[Source records]
____
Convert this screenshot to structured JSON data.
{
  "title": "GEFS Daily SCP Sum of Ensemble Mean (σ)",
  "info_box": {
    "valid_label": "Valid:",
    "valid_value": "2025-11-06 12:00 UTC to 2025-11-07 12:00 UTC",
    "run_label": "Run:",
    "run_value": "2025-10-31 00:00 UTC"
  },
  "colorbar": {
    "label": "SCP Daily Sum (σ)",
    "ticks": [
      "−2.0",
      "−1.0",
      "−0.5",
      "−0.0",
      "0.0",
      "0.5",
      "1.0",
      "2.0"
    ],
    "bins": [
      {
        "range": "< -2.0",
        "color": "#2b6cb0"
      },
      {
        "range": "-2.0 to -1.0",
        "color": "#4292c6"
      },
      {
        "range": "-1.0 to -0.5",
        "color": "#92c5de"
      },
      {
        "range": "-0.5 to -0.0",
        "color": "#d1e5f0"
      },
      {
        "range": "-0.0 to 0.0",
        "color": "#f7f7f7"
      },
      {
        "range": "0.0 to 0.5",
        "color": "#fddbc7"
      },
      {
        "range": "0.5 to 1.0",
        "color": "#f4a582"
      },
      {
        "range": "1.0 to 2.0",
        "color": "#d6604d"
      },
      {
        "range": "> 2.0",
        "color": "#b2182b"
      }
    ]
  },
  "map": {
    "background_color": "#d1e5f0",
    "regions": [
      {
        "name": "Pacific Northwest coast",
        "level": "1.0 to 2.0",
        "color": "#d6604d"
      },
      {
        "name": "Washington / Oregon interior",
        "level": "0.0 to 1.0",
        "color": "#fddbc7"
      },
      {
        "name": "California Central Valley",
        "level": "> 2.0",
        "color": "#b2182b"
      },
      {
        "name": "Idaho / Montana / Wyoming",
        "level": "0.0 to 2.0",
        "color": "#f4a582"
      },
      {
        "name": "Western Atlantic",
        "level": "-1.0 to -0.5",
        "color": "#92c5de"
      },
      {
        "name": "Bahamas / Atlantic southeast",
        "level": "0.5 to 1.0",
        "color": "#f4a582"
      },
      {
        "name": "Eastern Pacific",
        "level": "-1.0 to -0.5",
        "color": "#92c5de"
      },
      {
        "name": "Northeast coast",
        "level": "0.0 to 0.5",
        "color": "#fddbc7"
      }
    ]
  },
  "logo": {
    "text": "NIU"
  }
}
____
## Task directions
Set down the entries verbatim, leaving none out.

## Result for this task
Convert this screenshot to structured JSON data.
{
  "title": "GEFS Daily SCP Sum of Ensemble Mean (σ)",
  "info_box": {
    "valid_label": "Valid:",
    "valid_value": "2025-11-06 12:00 UTC to 2025-11-07 12:00 UTC",
    "run_label": "Run:",
    "run_value": "2025-10-31 00:00 UTC"
  },
  "colorbar": {
    "label": "SCP Daily Sum (σ)",
    "ticks": [
      "−2.0",
      "−1.0",
      "−0.5",
      "−0.0",
      "0.0",
      "0.5",
      "1.0",
      "2.0"
    ],
    "bins": [
      {
        "range": "< -2.0",
        "color": "#2b6cb0"
      },
      {
        "range": "-2.0 to -1.0",
        "color": "#4292c6"
      },
      {
        "range": "-1.0 to -0.5",
        "color": "#92c5de"
      },
      {
        "range": "-0.5 to -0.0",
        "color": "#d1e5f0"
      },
      {
        "range": "-0.0 to 0.0",
        "color": "#f7f7f7"
      },
      {
        "range": "0.0 to 0.5",
        "color": "#fddbc7"
      },
      {
        "range": "0.5 to 1.0",
        "color": "#f4a582"
      },
      {
        "range": "1.0 to 2.0",
        "color": "#d6604d"
      },
      {
        "range": "> 2.0",
        "color": "#b2182b"
      }
    ]
  },
  "map": {
    "background_color": "#d1e5f0",
    "regions": [
      {
        "name": "Pacific Northwest coast",
        "level": "1.0 to 2.0",
        "color": "#d6604d"
      },
      {
        "name": "Washington / Oregon interior",
        "level": "0.0 to 1.0",
        "color": "#fddbc7"
      },
      {
        "name": "California Central Valley",
        "level": "> 2.0",
        "color": "#b2182b"
      },
      {
        "name": "Idaho / Montana / Wyoming",
        "level": "0.0 to 2.0",
        "color": "#f4a582"
      },
      {
        "name": "Western Atlantic",
        "level": "-1.0 to -0.5",
        "color": "#92c5de"
      },
      {
        "name": "Bahamas / Atlantic southeast",
        "level": "0.5 to 1.0",
        "color": "#f4a582"
      },
      {
        "name": "Eastern Pacific",
        "level": "-1.0 to -0.5",
        "color": "#92c5de"
      },
      {
        "name": "Northeast coast",
        "level": "0.0 to 0.5",
        "color": "#fddbc7"
      }
    ]
  },
  "logo": {
    "text": "NIU"
  }
}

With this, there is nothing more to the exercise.